Report how many lines contain the word "values"; answer with the number only.

.....

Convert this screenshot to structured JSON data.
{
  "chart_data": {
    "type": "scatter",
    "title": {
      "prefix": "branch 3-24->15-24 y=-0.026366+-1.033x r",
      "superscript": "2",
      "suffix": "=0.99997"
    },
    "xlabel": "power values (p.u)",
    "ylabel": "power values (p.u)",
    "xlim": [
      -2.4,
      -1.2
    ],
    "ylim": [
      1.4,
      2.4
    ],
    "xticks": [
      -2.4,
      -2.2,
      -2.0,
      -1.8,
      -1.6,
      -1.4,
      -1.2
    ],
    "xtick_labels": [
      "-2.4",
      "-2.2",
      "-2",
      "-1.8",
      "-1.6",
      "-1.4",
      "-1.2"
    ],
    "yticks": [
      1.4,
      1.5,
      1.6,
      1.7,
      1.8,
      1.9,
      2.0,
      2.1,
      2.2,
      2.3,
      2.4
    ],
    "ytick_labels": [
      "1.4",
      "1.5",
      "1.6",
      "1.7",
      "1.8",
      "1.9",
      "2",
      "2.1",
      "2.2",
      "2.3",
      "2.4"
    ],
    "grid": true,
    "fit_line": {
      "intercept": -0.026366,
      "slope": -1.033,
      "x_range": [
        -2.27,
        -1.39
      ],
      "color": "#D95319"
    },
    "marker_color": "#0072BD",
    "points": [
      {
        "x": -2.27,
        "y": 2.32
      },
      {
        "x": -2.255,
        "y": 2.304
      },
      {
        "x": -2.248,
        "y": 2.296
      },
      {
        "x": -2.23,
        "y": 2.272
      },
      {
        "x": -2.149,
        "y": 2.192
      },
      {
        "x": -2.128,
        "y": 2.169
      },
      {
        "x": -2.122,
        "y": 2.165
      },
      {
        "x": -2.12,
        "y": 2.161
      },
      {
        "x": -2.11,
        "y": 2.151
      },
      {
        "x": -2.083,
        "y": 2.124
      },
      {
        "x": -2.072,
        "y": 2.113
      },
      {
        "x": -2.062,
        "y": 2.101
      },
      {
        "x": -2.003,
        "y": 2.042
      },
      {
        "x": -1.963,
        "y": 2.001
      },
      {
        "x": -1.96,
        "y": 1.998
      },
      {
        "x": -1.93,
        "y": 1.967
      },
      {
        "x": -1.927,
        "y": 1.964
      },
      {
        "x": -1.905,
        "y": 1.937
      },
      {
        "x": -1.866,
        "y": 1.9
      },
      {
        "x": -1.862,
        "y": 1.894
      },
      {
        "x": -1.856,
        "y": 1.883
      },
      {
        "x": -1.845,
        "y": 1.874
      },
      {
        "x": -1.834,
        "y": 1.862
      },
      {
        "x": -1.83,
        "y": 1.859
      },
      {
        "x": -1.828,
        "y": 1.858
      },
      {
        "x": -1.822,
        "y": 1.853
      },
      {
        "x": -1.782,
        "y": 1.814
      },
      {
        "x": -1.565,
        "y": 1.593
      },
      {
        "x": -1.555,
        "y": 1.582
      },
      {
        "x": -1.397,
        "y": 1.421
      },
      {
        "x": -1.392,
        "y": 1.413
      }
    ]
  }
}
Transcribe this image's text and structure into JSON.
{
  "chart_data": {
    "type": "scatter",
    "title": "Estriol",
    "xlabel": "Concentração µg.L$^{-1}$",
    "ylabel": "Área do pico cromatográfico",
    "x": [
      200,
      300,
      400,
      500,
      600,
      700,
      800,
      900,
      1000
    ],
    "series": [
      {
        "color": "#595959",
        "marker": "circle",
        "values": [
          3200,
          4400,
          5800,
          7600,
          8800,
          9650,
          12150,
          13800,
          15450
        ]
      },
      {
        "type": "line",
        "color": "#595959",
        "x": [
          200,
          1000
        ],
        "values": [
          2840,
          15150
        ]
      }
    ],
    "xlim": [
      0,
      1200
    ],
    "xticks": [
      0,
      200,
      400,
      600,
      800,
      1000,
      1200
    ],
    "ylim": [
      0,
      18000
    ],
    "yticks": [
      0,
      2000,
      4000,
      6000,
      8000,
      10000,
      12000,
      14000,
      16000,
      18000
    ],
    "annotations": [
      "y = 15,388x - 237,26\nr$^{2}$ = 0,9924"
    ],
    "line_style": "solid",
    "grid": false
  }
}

.....

» Answer below: 4